#### DIRECTIONS
Can the data below be echoed back word for word?

** start DATA ENTRIES **

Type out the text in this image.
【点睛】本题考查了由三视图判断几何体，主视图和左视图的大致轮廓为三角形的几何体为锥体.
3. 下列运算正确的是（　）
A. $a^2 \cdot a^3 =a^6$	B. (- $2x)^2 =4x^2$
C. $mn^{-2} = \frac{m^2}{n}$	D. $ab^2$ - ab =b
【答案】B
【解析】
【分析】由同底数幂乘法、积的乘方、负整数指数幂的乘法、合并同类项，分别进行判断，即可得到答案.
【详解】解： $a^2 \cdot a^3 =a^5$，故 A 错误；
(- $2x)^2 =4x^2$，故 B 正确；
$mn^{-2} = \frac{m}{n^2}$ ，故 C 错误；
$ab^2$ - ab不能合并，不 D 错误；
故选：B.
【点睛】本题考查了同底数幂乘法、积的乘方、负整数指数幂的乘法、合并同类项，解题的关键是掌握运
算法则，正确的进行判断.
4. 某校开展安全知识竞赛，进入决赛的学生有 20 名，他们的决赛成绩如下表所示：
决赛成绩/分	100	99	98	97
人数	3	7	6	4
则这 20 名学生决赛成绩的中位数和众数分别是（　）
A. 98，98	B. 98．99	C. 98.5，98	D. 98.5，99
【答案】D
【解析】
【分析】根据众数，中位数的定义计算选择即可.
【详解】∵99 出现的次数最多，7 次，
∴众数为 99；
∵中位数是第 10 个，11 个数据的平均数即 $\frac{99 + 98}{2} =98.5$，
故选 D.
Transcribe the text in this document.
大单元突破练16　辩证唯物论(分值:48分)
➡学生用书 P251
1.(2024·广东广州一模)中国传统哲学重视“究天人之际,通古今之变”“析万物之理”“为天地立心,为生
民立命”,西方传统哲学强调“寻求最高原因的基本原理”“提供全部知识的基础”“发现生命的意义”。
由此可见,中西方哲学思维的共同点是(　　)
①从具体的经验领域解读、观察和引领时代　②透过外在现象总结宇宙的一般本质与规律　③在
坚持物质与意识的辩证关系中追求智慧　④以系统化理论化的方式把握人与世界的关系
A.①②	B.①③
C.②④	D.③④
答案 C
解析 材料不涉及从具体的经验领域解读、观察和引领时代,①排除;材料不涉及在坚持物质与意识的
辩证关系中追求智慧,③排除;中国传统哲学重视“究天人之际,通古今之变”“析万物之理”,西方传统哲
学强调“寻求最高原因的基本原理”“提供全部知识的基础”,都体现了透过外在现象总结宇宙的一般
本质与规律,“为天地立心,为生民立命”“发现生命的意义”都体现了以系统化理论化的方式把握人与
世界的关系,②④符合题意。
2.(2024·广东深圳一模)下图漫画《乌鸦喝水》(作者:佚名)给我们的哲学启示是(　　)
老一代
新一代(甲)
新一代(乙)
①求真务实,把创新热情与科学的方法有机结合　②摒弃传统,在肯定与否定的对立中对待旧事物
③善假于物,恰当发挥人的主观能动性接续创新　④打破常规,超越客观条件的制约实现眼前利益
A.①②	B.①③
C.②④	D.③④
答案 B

** end DATA ENTRIES **

#### WRITTEN ANSWER
Type out the text in this image.
【点睛】本题考查了由三视图判断几何体，主视图和左视图的大致轮廓为三角形的几何体为锥体.
3. 下列运算正确的是（　）
A. $a^2 \cdot a^3 =a^6$	B. (- $2x)^2 =4x^2$
C. $mn^{-2} = \frac{m^2}{n}$	D. $ab^2$ - ab =b
【答案】B
【解析】
【分析】由同底数幂乘法、积的乘方、负整数指数幂的乘法、合并同类项，分别进行判断，即可得到答案.
【详解】解： $a^2 \cdot a^3 =a^5$，故 A 错误；
(- $2x)^2 =4x^2$，故 B 正确；
$mn^{-2} = \frac{m}{n^2}$ ，故 C 错误；
$ab^2$ - ab不能合并，不 D 错误；
故选：B.
【点睛】本题考查了同底数幂乘法、积的乘方、负整数指数幂的乘法、合并同类项，解题的关键是掌握运
算法则，正确的进行判断.
4. 某校开展安全知识竞赛，进入决赛的学生有 20 名，他们的决赛成绩如下表所示：
决赛成绩/分	100	99	98	97
人数	3	7	6	4
则这 20 名学生决赛成绩的中位数和众数分别是（　）
A. 98，98	B. 98．99	C. 98.5，98	D. 98.5，99
【答案】D
【解析】
【分析】根据众数，中位数的定义计算选择即可.
【详解】∵99 出现的次数最多，7 次，
∴众数为 99；
∵中位数是第 10 个，11 个数据的平均数即 $\frac{99 + 98}{2} =98.5$，
故选 D.
Transcribe the text in this document.
大单元突破练16　辩证唯物论(分值:48分)
➡学生用书 P251
1.(2024·广东广州一模)中国传统哲学重视“究天人之际,通古今之变”“析万物之理”“为天地立心,为生
民立命”,西方传统哲学强调“寻求最高原因的基本原理”“提供全部知识的基础”“发现生命的意义”。
由此可见,中西方哲学思维的共同点是(　　)
①从具体的经验领域解读、观察和引领时代　②透过外在现象总结宇宙的一般本质与规律　③在
坚持物质与意识的辩证关系中追求智慧　④以系统化理论化的方式把握人与世界的关系
A.①②	B.①③
C.②④	D.③④
答案 C
解析 材料不涉及从具体的经验领域解读、观察和引领时代,①排除;材料不涉及在坚持物质与意识的
辩证关系中追求智慧,③排除;中国传统哲学重视“究天人之际,通古今之变”“析万物之理”,西方传统哲
学强调“寻求最高原因的基本原理”“提供全部知识的基础”,都体现了透过外在现象总结宇宙的一般
本质与规律,“为天地立心,为生民立命”“发现生命的意义”都体现了以系统化理论化的方式把握人与
世界的关系,②④符合题意。
2.(2024·广东深圳一模)下图漫画《乌鸦喝水》(作者:佚名)给我们的哲学启示是(　　)
老一代
新一代(甲)
新一代(乙)
①求真务实,把创新热情与科学的方法有机结合　②摒弃传统,在肯定与否定的对立中对待旧事物
③善假于物,恰当发挥人的主观能动性接续创新　④打破常规,超越客观条件的制约实现眼前利益
A.①②	B.①③
C.②④	D.③④
答案 B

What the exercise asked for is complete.